Data extracted from a collection:
+-------+

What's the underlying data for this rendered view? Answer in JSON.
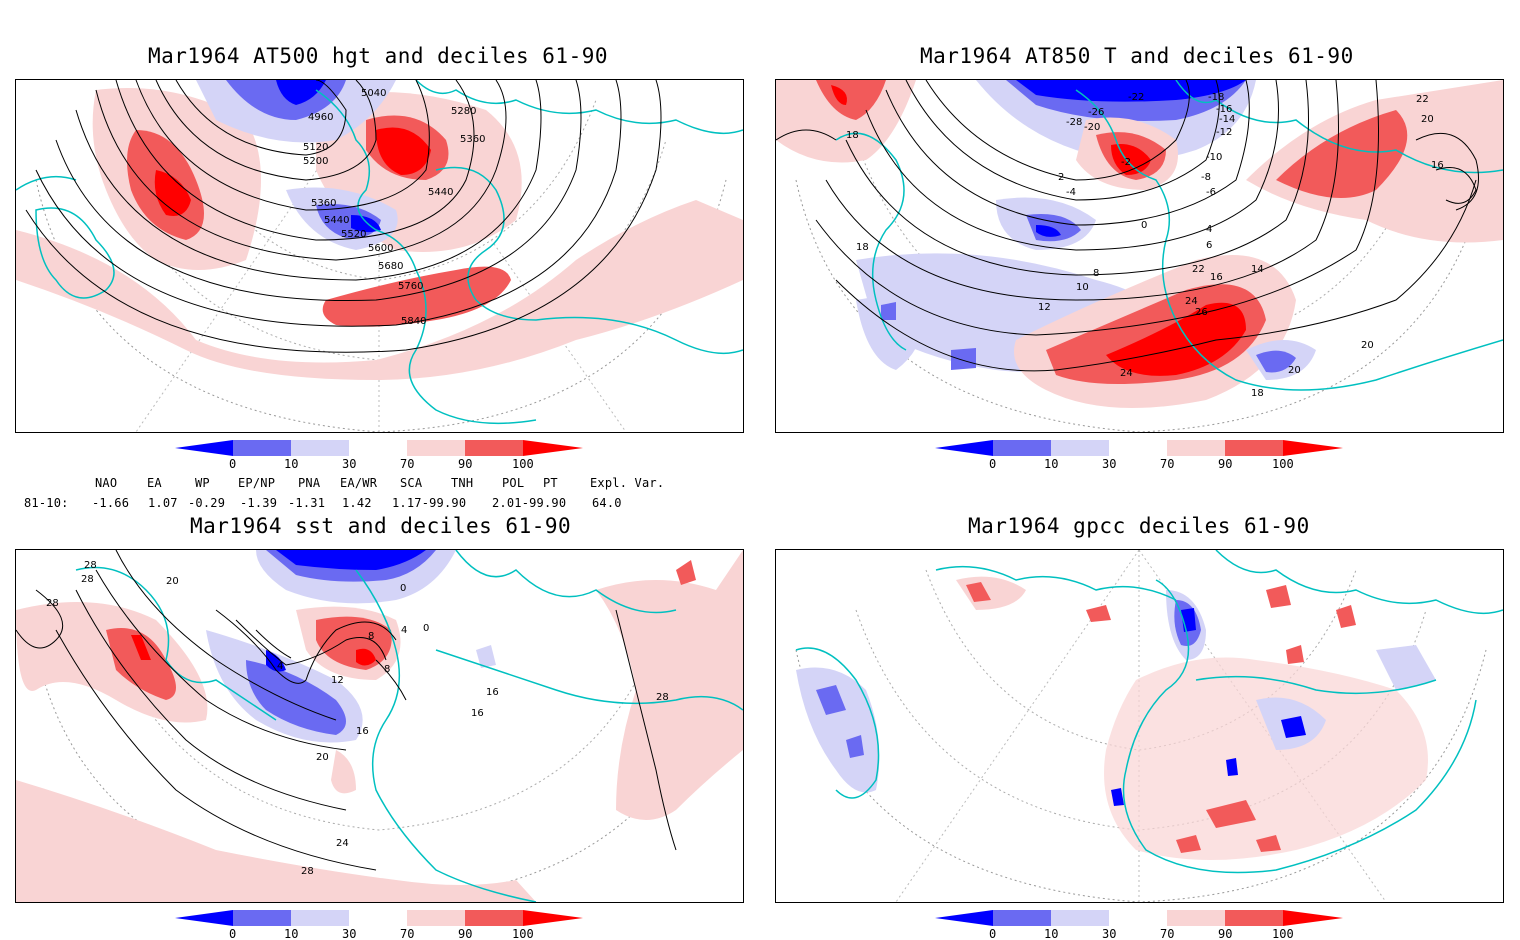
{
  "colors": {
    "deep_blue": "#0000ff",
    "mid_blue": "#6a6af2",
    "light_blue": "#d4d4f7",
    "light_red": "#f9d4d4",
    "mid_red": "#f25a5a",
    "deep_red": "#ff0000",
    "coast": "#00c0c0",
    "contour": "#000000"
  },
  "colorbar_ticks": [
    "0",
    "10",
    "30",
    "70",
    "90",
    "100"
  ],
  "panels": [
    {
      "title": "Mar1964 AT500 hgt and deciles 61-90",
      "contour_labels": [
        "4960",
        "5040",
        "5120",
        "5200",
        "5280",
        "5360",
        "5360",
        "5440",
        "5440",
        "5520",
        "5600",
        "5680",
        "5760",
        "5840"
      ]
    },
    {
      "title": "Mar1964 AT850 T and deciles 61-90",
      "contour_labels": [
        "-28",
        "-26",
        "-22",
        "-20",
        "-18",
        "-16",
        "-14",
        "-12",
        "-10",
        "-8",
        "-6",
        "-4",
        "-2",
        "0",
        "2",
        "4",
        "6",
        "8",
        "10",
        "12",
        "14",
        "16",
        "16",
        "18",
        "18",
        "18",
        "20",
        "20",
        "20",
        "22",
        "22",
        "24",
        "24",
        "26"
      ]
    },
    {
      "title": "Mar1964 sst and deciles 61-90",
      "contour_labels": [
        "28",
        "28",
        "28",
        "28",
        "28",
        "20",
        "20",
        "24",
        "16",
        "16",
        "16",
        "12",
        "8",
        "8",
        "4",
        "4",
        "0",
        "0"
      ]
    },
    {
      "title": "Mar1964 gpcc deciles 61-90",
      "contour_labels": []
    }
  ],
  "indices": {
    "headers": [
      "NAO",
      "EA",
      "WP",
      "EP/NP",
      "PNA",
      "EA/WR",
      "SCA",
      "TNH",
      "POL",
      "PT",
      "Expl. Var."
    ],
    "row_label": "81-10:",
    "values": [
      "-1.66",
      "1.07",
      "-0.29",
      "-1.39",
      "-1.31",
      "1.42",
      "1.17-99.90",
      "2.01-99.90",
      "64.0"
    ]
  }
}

+-------+

▶ **WRITTEN PROBLEM**
Copy out every line from the records that has the word "deciles".

▶ **TASK OUTPUT**
      "title": "Mar1964 AT500 hgt and deciles 61-90",
      "title": "Mar1964 AT850 T and deciles 61-90",
      "title": "Mar1964 sst and deciles 61-90",
      "title": "Mar1964 gpcc deciles 61-90",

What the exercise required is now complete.